Items listed in a dataset:

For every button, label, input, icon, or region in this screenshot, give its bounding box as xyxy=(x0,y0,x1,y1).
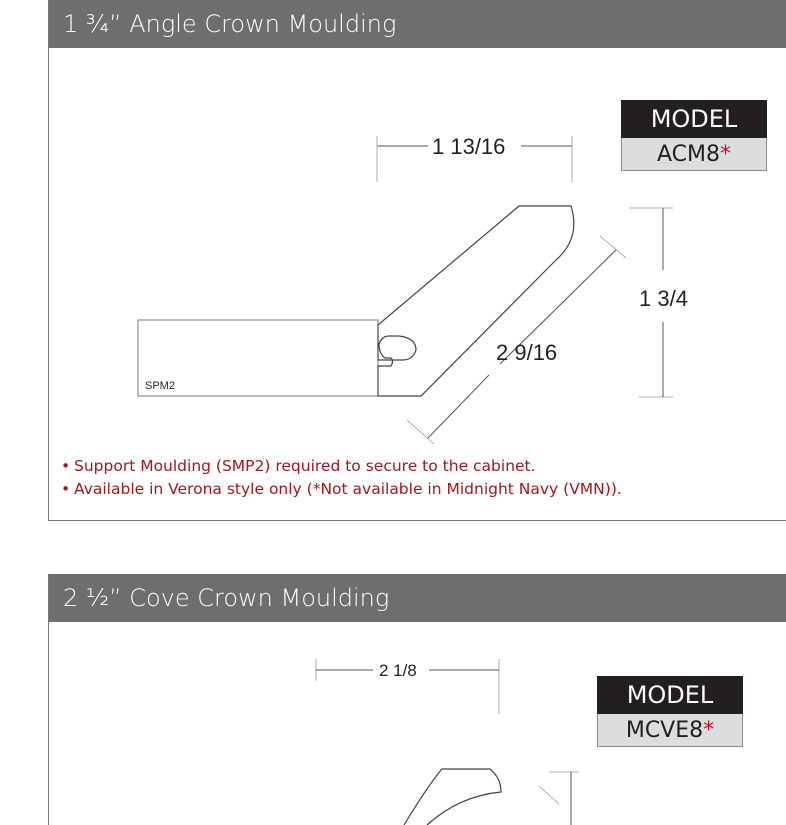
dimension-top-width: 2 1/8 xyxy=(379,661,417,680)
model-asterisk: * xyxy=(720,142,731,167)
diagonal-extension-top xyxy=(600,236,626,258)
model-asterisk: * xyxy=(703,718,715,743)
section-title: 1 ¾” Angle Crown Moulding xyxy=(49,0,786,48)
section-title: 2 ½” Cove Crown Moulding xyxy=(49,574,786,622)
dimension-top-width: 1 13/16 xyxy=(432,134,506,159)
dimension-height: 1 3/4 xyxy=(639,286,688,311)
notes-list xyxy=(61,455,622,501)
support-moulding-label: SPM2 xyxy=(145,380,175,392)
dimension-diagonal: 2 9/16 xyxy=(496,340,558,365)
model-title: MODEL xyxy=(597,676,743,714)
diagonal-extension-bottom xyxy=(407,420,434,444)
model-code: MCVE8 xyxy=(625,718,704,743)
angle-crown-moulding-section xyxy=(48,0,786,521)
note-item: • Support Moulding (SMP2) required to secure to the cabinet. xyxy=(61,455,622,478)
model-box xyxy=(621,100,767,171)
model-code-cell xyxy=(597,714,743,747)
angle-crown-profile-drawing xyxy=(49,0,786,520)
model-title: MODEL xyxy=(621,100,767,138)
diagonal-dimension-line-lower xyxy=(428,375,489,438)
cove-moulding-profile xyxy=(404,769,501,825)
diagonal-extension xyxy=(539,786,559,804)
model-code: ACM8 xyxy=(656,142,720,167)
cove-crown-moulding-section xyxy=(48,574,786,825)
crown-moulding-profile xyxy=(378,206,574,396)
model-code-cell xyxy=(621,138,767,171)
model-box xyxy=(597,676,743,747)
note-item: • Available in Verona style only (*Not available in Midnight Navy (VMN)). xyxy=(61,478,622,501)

==

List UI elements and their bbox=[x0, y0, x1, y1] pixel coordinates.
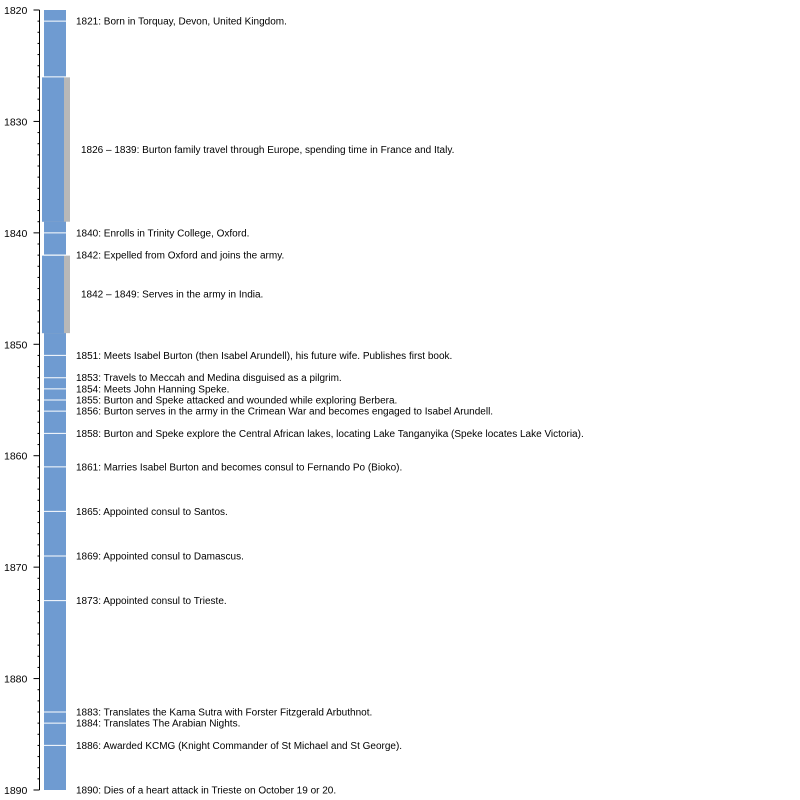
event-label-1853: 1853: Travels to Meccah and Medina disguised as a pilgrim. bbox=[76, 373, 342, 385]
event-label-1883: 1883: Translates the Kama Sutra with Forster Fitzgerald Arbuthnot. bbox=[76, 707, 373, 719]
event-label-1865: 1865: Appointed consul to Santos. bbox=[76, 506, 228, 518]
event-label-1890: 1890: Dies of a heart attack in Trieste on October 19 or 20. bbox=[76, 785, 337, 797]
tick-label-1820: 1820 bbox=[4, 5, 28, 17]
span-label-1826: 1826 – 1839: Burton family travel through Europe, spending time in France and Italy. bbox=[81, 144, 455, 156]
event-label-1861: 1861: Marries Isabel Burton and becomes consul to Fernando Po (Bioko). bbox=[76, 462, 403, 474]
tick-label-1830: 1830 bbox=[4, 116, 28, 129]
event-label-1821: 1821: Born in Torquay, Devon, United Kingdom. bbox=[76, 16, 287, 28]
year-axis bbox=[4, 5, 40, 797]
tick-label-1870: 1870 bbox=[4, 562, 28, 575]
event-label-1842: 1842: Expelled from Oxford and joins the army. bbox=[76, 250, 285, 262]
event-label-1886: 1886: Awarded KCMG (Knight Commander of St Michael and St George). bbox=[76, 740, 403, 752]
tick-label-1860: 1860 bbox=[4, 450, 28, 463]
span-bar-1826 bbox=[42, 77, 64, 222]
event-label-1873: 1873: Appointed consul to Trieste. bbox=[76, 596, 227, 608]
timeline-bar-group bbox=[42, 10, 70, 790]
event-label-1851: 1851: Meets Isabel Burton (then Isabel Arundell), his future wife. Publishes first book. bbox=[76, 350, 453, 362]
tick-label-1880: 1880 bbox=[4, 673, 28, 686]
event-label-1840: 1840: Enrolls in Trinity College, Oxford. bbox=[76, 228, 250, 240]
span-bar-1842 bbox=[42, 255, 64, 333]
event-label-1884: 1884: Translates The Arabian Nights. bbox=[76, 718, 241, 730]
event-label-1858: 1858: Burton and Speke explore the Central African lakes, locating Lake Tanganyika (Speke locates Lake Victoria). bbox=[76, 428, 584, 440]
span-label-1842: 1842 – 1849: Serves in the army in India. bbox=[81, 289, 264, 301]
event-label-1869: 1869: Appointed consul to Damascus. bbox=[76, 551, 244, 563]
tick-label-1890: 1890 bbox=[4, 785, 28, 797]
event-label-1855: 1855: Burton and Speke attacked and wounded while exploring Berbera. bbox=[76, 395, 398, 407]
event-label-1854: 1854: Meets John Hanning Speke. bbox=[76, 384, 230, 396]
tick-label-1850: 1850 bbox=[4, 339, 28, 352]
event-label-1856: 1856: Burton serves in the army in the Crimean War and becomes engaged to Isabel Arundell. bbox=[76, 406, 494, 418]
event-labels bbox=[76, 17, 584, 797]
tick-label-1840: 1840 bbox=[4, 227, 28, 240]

WORK TO DO: Rewrite the data lines starting at the one containing "dimension-top-width: 2 1/8" and ending at the one containing "note-item: • Available", replacing "Verona" with "Shaker" and leaving everything else unchanged. Give only those lines.

RESPONSE:
dimension-top-width: 2 1/8 xyxy=(379,661,417,680)
model-asterisk: * xyxy=(720,142,731,167)
diagonal-extension-top xyxy=(600,236,626,258)
model-asterisk: * xyxy=(703,718,715,743)
section-title: 1 ¾” Angle Crown Moulding xyxy=(49,0,786,48)
section-title: 2 ½” Cove Crown Moulding xyxy=(49,574,786,622)
dimension-top-width: 1 13/16 xyxy=(432,134,506,159)
dimension-height: 1 3/4 xyxy=(639,286,688,311)
notes-list xyxy=(61,455,622,501)
support-moulding-label: SPM2 xyxy=(145,380,175,392)
dimension-diagonal: 2 9/16 xyxy=(496,340,558,365)
model-title: MODEL xyxy=(597,676,743,714)
diagonal-extension-bottom xyxy=(407,420,434,444)
model-code: MCVE8 xyxy=(625,718,704,743)
angle-crown-moulding-section xyxy=(48,0,786,521)
note-item: • Support Moulding (SMP2) required to secure to the cabinet. xyxy=(61,455,622,478)
model-box xyxy=(621,100,767,171)
model-code-cell xyxy=(597,714,743,747)
angle-crown-profile-drawing xyxy=(49,0,786,520)
model-title: MODEL xyxy=(621,100,767,138)
diagonal-dimension-line-lower xyxy=(428,375,489,438)
cove-moulding-profile xyxy=(404,769,501,825)
diagonal-extension xyxy=(539,786,559,804)
model-code: ACM8 xyxy=(656,142,720,167)
cove-crown-moulding-section xyxy=(48,574,786,825)
crown-moulding-profile xyxy=(378,206,574,396)
model-code-cell xyxy=(621,138,767,171)
model-box xyxy=(597,676,743,747)
note-item: • Available in Shaker style only (*Not available in Midnight Navy (VMN)). xyxy=(61,478,622,501)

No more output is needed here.